(Dataset records)
-- BEGIN --

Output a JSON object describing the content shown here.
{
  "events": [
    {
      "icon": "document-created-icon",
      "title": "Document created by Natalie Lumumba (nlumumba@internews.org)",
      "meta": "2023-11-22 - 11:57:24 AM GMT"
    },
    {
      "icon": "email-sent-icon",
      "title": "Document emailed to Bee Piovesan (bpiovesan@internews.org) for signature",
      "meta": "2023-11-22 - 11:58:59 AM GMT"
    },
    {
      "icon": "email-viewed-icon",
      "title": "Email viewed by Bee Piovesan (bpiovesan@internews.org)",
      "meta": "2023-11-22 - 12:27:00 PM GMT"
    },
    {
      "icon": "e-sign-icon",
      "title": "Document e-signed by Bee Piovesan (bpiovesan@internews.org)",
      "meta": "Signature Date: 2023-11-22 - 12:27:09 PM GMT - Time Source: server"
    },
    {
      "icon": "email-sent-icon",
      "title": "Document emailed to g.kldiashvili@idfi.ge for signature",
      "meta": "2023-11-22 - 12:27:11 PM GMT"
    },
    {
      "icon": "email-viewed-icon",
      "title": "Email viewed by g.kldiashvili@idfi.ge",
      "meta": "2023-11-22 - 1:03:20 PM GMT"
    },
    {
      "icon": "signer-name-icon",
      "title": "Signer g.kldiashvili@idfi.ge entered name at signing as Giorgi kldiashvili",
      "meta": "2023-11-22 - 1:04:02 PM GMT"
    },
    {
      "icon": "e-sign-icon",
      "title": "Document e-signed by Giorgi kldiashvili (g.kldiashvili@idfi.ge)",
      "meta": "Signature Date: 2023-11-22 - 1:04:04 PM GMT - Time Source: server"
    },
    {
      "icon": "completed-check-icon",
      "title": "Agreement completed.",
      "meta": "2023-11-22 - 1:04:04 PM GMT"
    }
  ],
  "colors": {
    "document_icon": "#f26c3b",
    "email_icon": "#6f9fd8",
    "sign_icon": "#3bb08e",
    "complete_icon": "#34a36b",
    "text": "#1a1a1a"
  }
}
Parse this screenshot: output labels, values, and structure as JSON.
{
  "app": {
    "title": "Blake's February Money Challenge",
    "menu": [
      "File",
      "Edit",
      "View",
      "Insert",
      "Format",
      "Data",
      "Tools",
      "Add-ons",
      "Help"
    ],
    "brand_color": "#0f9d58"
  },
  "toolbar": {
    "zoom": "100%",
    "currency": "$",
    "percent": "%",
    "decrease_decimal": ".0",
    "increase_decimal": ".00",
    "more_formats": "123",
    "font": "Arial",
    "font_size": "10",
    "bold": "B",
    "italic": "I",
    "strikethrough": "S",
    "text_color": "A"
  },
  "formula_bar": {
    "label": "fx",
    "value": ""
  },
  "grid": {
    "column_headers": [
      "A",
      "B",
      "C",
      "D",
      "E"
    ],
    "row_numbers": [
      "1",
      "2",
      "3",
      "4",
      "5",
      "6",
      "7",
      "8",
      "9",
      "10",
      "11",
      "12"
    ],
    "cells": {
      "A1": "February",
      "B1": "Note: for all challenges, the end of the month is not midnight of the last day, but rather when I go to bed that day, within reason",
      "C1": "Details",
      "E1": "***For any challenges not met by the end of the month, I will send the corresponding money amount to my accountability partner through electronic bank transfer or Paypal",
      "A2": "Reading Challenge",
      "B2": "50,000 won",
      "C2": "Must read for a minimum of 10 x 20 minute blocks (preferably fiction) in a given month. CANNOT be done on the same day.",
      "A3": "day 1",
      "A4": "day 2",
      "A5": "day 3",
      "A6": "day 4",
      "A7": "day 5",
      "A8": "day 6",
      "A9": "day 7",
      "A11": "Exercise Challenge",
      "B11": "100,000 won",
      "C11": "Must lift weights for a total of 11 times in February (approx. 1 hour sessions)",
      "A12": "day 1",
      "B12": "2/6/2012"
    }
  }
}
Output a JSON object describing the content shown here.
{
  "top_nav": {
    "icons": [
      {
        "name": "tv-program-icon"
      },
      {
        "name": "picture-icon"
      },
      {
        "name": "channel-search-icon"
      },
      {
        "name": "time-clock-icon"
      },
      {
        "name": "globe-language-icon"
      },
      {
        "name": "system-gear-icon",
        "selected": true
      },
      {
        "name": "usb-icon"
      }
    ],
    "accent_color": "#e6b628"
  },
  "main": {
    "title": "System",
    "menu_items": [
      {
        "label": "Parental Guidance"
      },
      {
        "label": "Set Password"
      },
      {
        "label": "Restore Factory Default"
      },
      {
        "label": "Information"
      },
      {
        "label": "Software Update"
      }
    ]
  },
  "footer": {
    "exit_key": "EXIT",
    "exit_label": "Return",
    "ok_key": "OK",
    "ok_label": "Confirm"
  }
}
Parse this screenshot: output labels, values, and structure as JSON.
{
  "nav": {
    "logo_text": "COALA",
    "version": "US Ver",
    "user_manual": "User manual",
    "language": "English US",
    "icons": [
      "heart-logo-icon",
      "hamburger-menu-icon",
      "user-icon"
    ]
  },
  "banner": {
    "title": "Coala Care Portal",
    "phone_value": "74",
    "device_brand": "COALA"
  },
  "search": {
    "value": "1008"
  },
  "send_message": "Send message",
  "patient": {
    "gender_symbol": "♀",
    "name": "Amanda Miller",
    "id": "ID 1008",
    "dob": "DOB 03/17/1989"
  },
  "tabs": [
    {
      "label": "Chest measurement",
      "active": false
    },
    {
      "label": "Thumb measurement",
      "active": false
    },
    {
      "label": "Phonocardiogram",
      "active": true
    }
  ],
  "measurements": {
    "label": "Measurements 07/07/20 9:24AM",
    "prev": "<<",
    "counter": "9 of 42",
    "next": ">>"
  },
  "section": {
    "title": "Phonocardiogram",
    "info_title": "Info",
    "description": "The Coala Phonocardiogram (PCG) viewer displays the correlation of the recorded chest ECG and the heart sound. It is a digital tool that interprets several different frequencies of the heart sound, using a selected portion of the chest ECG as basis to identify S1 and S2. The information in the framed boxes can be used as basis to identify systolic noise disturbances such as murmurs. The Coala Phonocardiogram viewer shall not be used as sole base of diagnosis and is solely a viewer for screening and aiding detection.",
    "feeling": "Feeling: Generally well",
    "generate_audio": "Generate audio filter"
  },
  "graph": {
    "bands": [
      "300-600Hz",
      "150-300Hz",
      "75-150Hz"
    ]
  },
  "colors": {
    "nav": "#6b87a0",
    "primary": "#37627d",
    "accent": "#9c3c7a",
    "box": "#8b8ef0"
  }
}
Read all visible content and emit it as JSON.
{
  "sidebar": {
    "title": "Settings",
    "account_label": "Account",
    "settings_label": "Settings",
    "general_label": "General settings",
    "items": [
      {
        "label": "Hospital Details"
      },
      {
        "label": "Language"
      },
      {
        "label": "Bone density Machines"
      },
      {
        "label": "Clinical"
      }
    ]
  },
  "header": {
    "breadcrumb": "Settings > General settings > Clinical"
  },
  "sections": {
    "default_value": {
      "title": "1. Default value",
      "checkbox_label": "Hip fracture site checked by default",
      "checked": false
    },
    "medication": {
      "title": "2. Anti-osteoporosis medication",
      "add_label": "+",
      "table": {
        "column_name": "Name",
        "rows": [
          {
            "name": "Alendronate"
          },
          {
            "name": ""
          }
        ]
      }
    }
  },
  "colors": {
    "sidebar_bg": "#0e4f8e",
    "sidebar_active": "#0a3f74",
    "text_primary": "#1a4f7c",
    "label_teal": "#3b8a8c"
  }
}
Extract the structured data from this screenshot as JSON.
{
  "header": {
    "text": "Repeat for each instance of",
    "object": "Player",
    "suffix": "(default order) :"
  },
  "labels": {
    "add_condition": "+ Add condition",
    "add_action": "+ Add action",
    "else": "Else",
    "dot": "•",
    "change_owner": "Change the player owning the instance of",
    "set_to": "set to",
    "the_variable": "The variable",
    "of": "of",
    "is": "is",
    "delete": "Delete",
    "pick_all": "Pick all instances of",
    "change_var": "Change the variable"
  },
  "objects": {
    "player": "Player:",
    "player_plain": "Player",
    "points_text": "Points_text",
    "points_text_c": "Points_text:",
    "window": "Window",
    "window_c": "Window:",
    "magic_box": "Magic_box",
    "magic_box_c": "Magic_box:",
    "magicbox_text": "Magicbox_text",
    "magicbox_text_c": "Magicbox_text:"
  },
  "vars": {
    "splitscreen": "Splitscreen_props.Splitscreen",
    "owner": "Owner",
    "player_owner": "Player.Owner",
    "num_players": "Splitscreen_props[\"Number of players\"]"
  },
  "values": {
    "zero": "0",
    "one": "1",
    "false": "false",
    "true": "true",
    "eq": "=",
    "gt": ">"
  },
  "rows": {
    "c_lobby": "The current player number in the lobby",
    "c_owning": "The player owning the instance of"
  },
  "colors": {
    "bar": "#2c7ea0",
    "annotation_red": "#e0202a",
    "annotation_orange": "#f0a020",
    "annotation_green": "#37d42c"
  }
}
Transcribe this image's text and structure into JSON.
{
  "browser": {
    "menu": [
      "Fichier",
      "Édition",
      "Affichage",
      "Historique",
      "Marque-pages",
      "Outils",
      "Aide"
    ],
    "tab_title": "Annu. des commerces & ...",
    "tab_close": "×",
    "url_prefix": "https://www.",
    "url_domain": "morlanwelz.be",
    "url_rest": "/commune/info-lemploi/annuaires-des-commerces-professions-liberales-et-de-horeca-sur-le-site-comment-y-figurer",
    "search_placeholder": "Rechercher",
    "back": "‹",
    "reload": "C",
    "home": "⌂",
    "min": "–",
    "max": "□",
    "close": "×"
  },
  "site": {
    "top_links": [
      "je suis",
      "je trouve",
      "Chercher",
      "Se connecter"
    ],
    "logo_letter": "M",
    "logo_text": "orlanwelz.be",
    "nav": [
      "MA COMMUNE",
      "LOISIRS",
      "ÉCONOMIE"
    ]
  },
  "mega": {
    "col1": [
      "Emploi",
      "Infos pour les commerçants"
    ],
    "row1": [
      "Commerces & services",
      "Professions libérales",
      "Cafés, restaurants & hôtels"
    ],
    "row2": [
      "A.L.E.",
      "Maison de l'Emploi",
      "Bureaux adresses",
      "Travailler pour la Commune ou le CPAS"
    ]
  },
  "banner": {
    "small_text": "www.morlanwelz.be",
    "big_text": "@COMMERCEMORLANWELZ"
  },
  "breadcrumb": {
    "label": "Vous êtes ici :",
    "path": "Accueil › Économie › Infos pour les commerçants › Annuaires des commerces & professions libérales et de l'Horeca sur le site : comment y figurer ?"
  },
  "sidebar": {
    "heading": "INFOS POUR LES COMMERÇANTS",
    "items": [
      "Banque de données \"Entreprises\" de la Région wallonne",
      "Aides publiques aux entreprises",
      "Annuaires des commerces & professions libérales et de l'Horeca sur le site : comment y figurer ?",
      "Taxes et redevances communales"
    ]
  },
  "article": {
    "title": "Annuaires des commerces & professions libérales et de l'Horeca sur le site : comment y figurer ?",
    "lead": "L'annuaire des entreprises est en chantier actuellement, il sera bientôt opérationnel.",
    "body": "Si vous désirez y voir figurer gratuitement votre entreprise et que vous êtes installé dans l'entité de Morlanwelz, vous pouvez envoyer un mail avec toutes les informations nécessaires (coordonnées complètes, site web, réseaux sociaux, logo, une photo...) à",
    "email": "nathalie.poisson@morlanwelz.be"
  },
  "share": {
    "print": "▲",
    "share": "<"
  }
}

-- END --

DIRECTIONS:
Review the preceding data and report every line that includes the string "challenges".

PROBLEM SOLUTION:
      "B1": "Note: for all challenges, the end of the month is not midnight of the last day, but rather when I go to bed that day, within reason",
      "E1": "***For any challenges not met by the end of the month, I will send the corresponding money amount to my accountability partner through electronic bank transfer or Paypal",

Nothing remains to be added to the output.